* [What you will do]: Please give the entries again in full and exactly, without any picture.

** Start **

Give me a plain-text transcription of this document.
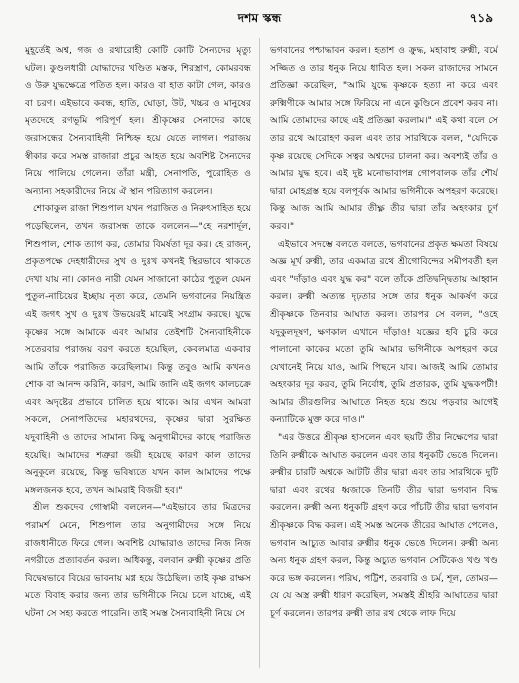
দশম স্কন্ধ	৭১৯

মুহূর্তেই অশ্ব, গজ ও রথারোহী কোটি কোটি সৈন্যদের মৃত্যু ঘটল। কুণ্ডলধারী যোদ্ধাদের খণ্ডিত মস্তক, শিরস্ত্রাণ, কোমরবন্ধ ও উরু যুদ্ধক্ষেত্রে পতিত হল। কারও বা হাত কাটা গেল, কারও বা চরণ। এইভাবে কবন্ধ, হাতি, ঘোড়া, উট, খচ্চর ও মানুষের মৃতদেহে রণভূমি পরিপূর্ণ হল। শ্রীকৃষ্ণের সেনাদের কাছে জরাসন্ধের সৈন্যবাহিনী নিশ্চিহ্ন হয়ে যেতে লাগল। পরাজয় স্বীকার করে সমস্ত রাজারা প্রচুর আহত হয়ে অবশিষ্ট সৈন্যদের নিয়ে পালিয়ে গেলেন। তাঁরা মন্ত্রী, সেনাপতি, পুরোহিত ও অন্যান্য সহকারীদের নিয়ে ঐ স্থান পরিত্যাগ করলেন।

শোকাকুল রাজা শিশুপাল যখন পরাজিত ও নিরুৎসাহিত হয়ে পড়েছিলেন, তখন জরাসন্ধ তাকে বললেন—"হে নরশার্দূল, শিশুপাল, শোক ত্যাগ কর, তোমার বিমর্ষতা দূর কর। হে রাজন্, প্রকৃতপক্ষে দেহধারীদের সুখ ও দুঃখ কখনই স্থিরভাবে থাকতে দেখা যায় না। কোনও নারী যেমন সাজানো কাঠের পুতুল যেমন পুতুল-নাচিয়ের ইচ্ছায় নৃত্য করে, তেমনি ভগবানের নিয়ন্ত্রিত এই জগৎ সুখ ও দুঃখ উভয়েরই মাঝেই সংগ্রাম করছে। যুদ্ধে কৃষ্ণের সঙ্গে আমাকে এবং আমার তেইশটি সৈন্যবাহিনীকে সতেরবার পরাজয় বরণ করতে হয়েছিল, কেবলমাত্র একবার আমি তাঁকে পরাজিত করেছিলাম। কিন্তু তবুও আমি কখনও শোক বা আনন্দ করিনি, কারণ, আমি জানি এই জগৎ কালচক্রে এবং অদৃষ্টের প্রভাবে চালিত হয়ে থাকে। আর এখন আমরা সকলে, সেনাপতিদের মহারথদের, কৃষ্ণের দ্বারা সুরক্ষিত যদুবাহিনী ও তাদের সামান্য কিছু অনুগামীদের কাছে পরাজিত হয়েছি। আমাদের শত্রুরা জয়ী হয়েছে কারণ কাল তাদের অনুকূলে রয়েছে, কিন্তু ভবিষ্যতে যখন কাল আমাদের পক্ষে মঙ্গলজনক হবে, তখন আমরাই বিজয়ী হব।"

শ্রীল শুকদেব গোস্বামী বললেন—"এইভাবে তার মিত্রদের পরামর্শ মেনে, শিশুপাল তার অনুগামীদের সঙ্গে নিয়ে রাজধানীতে ফিরে গেল। অবশিষ্ট যোদ্ধারাও তাদের নিজ নিজ নগরীতে প্রত্যাবর্তন করল। অধিকন্তু, বলবান রুক্মী কৃষ্ণের প্রতি বিদ্বেষভাবে বিয়ের ভাবনায় মগ্ন হয়ে উঠেছিল। তাই কৃষ্ণ রাক্ষস মতে বিবাহ করার জন্য তার ভগিনীকে নিয়ে চলে যাচ্ছে, এই ঘটনা সে সহ্য করতে পারেনি। তাই সমস্ত সৈন্যবাহিনী নিয়ে সে

ভগবানের পশ্চাদ্ধাবন করল। হতাশ ও ক্রুদ্ধ, মহাবাহু রুক্মী, বর্মে সজ্জিত ও তার ধনুক নিয়ে ধাবিত হল। সকল রাজাদের সামনে প্রতিজ্ঞা করেছিল, "আমি যুদ্ধে কৃষ্ণকে হত্যা না করে এবং রুক্মিণীকে আমার সঙ্গে ফিরিয়ে না এনে কুণ্ডিনে প্রবেশ করব না। আমি তোমাদের কাছে এই প্রতিজ্ঞা করলাম।" এই কথা বলে সে তার রথে আরোহণ করল এবং তার সারথিকে বলল, "যেদিকে কৃষ্ণ রয়েছে সেদিকে সত্বর অশ্বদের চালনা কর। অবশ্যই তাঁর ও আমার যুদ্ধ হবে। এই দুষ্ট মনোভাবাপন্ন গোপবালক তাঁর শৌর্য দ্বারা মোহগ্রস্ত হয়ে বলপূর্বক আমার ভগিনীকে অপহরণ করেছে। কিন্তু আজ আমি আমার তীক্ষ্ণ তীর দ্বারা তাঁর অহংকার চূর্ণ করব।"

এইভাবে সদম্ভে বলতে বলতে, ভগবানের প্রকৃত ক্ষমতা বিষয়ে অজ্ঞ মূর্খ রুক্মী, তার একমাত্র রথে শ্রীগোবিন্দের সমীপবর্তী হল এবং "দাঁড়াও এবং যুদ্ধ কর" বলে তাঁকে প্রতিদ্বন্দ্বিতায় আহ্বান করল। রুক্মী অত্যন্ত দৃঢ়তার সঙ্গে তার ধনুক আকর্ষণ করে শ্রীকৃষ্ণকে তিনবার আঘাত করল। তারপর সে বলল, "ওহে যদুকুলদূষণ, ক্ষণকাল এখানে দাঁড়াও! যজ্ঞের হবি চুরি করে পালানো কাকের মতো তুমি আমার ভগিনীকে অপহরণ করে যেখানেই নিয়ে যাও, আমি পিছনে যাব। আজই আমি তোমার অহংকার দূর করব, তুমি নির্বোধ, তুমি প্রতারক, তুমি যুদ্ধকপটী! আমার তীরগুলির আঘাতে নিহত হয়ে শুয়ে পড়বার আগেই কন্যাটিকে মুক্ত করে দাও।"

"এর উত্তরে শ্রীকৃষ্ণ হাসলেন এবং ছয়টি তীর নিক্ষেপের দ্বারা তিনি রুক্মীকে আঘাত করলেন এবং তার ধনুকটি ভেঙে দিলেন। রুক্মীর চারটি অশ্বকে আটটি তীর দ্বারা এবং তার সারথিকে দুটি দ্বারা এবং রথের ধ্বজাকে তিনটি তীর দ্বারা ভগবান বিদ্ধ করলেন। রুক্মী অন্য ধনুকটি গ্রহণ করে পাঁচটি তীর দ্বারা ভগবান শ্রীকৃষ্ণকে বিদ্ধ করল। এই সমস্ত অনেক তীরের আঘাত পেলেও, ভগবান আচ্যুত আবার রুক্মীর ধনুক ভেঙে দিলেন। রুক্মী অন্য অন্য ধনুক গ্রহণ করল, কিন্তু অচ্যুত ভগবান সেটিকেও খণ্ড খণ্ড করে ভঙ্গ করলেন। পরিঘ, পট্টিশ, তরবারি ও চর্ম, শূল, তোমর—যে যে অস্ত্র রুক্মী ধারণ করেছিল, সমস্তই শ্রীহরি আঘাতের দ্বারা চূর্ণ করলেন। তারপর রুক্মী তার রথ থেকে লাফ দিয়ে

** End **

* [The output]:
Give me a plain-text transcription of this document.
দশম স্কন্ধ	৭১৯

মুহূর্তেই অশ্ব, গজ ও রথারোহী কোটি কোটি সৈন্যদের মৃত্যু ঘটল। কুণ্ডলধারী যোদ্ধাদের খণ্ডিত মস্তক, শিরস্ত্রাণ, কোমরবন্ধ ও উরু যুদ্ধক্ষেত্রে পতিত হল। কারও বা হাত কাটা গেল, কারও বা চরণ। এইভাবে কবন্ধ, হাতি, ঘোড়া, উট, খচ্চর ও মানুষের মৃতদেহে রণভূমি পরিপূর্ণ হল। শ্রীকৃষ্ণের সেনাদের কাছে জরাসন্ধের সৈন্যবাহিনী নিশ্চিহ্ন হয়ে যেতে লাগল। পরাজয় স্বীকার করে সমস্ত রাজারা প্রচুর আহত হয়ে অবশিষ্ট সৈন্যদের নিয়ে পালিয়ে গেলেন। তাঁরা মন্ত্রী, সেনাপতি, পুরোহিত ও অন্যান্য সহকারীদের নিয়ে ঐ স্থান পরিত্যাগ করলেন।

শোকাকুল রাজা শিশুপাল যখন পরাজিত ও নিরুৎসাহিত হয়ে পড়েছিলেন, তখন জরাসন্ধ তাকে বললেন—"হে নরশার্দূল, শিশুপাল, শোক ত্যাগ কর, তোমার বিমর্ষতা দূর কর। হে রাজন্, প্রকৃতপক্ষে দেহধারীদের সুখ ও দুঃখ কখনই স্থিরভাবে থাকতে দেখা যায় না। কোনও নারী যেমন সাজানো কাঠের পুতুল যেমন পুতুল-নাচিয়ের ইচ্ছায় নৃত্য করে, তেমনি ভগবানের নিয়ন্ত্রিত এই জগৎ সুখ ও দুঃখ উভয়েরই মাঝেই সংগ্রাম করছে। যুদ্ধে কৃষ্ণের সঙ্গে আমাকে এবং আমার তেইশটি সৈন্যবাহিনীকে সতেরবার পরাজয় বরণ করতে হয়েছিল, কেবলমাত্র একবার আমি তাঁকে পরাজিত করেছিলাম। কিন্তু তবুও আমি কখনও শোক বা আনন্দ করিনি, কারণ, আমি জানি এই জগৎ কালচক্রে এবং অদৃষ্টের প্রভাবে চালিত হয়ে থাকে। আর এখন আমরা সকলে, সেনাপতিদের মহারথদের, কৃষ্ণের দ্বারা সুরক্ষিত যদুবাহিনী ও তাদের সামান্য কিছু অনুগামীদের কাছে পরাজিত হয়েছি। আমাদের শত্রুরা জয়ী হয়েছে কারণ কাল তাদের অনুকূলে রয়েছে, কিন্তু ভবিষ্যতে যখন কাল আমাদের পক্ষে মঙ্গলজনক হবে, তখন আমরাই বিজয়ী হব।"

শ্রীল শুকদেব গোস্বামী বললেন—"এইভাবে তার মিত্রদের পরামর্শ মেনে, শিশুপাল তার অনুগামীদের সঙ্গে নিয়ে রাজধানীতে ফিরে গেল। অবশিষ্ট যোদ্ধারাও তাদের নিজ নিজ নগরীতে প্রত্যাবর্তন করল। অধিকন্তু, বলবান রুক্মী কৃষ্ণের প্রতি বিদ্বেষভাবে বিয়ের ভাবনায় মগ্ন হয়ে উঠেছিল। তাই কৃষ্ণ রাক্ষস মতে বিবাহ করার জন্য তার ভগিনীকে নিয়ে চলে যাচ্ছে, এই ঘটনা সে সহ্য করতে পারেনি। তাই সমস্ত সৈন্যবাহিনী নিয়ে সে

ভগবানের পশ্চাদ্ধাবন করল। হতাশ ও ক্রুদ্ধ, মহাবাহু রুক্মী, বর্মে সজ্জিত ও তার ধনুক নিয়ে ধাবিত হল। সকল রাজাদের সামনে প্রতিজ্ঞা করেছিল, "আমি যুদ্ধে কৃষ্ণকে হত্যা না করে এবং রুক্মিণীকে আমার সঙ্গে ফিরিয়ে না এনে কুণ্ডিনে প্রবেশ করব না। আমি তোমাদের কাছে এই প্রতিজ্ঞা করলাম।" এই কথা বলে সে তার রথে আরোহণ করল এবং তার সারথিকে বলল, "যেদিকে কৃষ্ণ রয়েছে সেদিকে সত্বর অশ্বদের চালনা কর। অবশ্যই তাঁর ও আমার যুদ্ধ হবে। এই দুষ্ট মনোভাবাপন্ন গোপবালক তাঁর শৌর্য দ্বারা মোহগ্রস্ত হয়ে বলপূর্বক আমার ভগিনীকে অপহরণ করেছে। কিন্তু আজ আমি আমার তীক্ষ্ণ তীর দ্বারা তাঁর অহংকার চূর্ণ করব।"

এইভাবে সদম্ভে বলতে বলতে, ভগবানের প্রকৃত ক্ষমতা বিষয়ে অজ্ঞ মূর্খ রুক্মী, তার একমাত্র রথে শ্রীগোবিন্দের সমীপবর্তী হল এবং "দাঁড়াও এবং যুদ্ধ কর" বলে তাঁকে প্রতিদ্বন্দ্বিতায় আহ্বান করল। রুক্মী অত্যন্ত দৃঢ়তার সঙ্গে তার ধনুক আকর্ষণ করে শ্রীকৃষ্ণকে তিনবার আঘাত করল। তারপর সে বলল, "ওহে যদুকুলদূষণ, ক্ষণকাল এখানে দাঁড়াও! যজ্ঞের হবি চুরি করে পালানো কাকের মতো তুমি আমার ভগিনীকে অপহরণ করে যেখানেই নিয়ে যাও, আমি পিছনে যাব। আজই আমি তোমার অহংকার দূর করব, তুমি নির্বোধ, তুমি প্রতারক, তুমি যুদ্ধকপটী! আমার তীরগুলির আঘাতে নিহত হয়ে শুয়ে পড়বার আগেই কন্যাটিকে মুক্ত করে দাও।"

"এর উত্তরে শ্রীকৃষ্ণ হাসলেন এবং ছয়টি তীর নিক্ষেপের দ্বারা তিনি রুক্মীকে আঘাত করলেন এবং তার ধনুকটি ভেঙে দিলেন। রুক্মীর চারটি অশ্বকে আটটি তীর দ্বারা এবং তার সারথিকে দুটি দ্বারা এবং রথের ধ্বজাকে তিনটি তীর দ্বারা ভগবান বিদ্ধ করলেন। রুক্মী অন্য ধনুকটি গ্রহণ করে পাঁচটি তীর দ্বারা ভগবান শ্রীকৃষ্ণকে বিদ্ধ করল। এই সমস্ত অনেক তীরের আঘাত পেলেও, ভগবান আচ্যুত আবার রুক্মীর ধনুক ভেঙে দিলেন। রুক্মী অন্য অন্য ধনুক গ্রহণ করল, কিন্তু অচ্যুত ভগবান সেটিকেও খণ্ড খণ্ড করে ভঙ্গ করলেন। পরিঘ, পট্টিশ, তরবারি ও চর্ম, শূল, তোমর—যে যে অস্ত্র রুক্মী ধারণ করেছিল, সমস্তই শ্রীহরি আঘাতের দ্বারা চূর্ণ করলেন। তারপর রুক্মী তার রথ থেকে লাফ দিয়ে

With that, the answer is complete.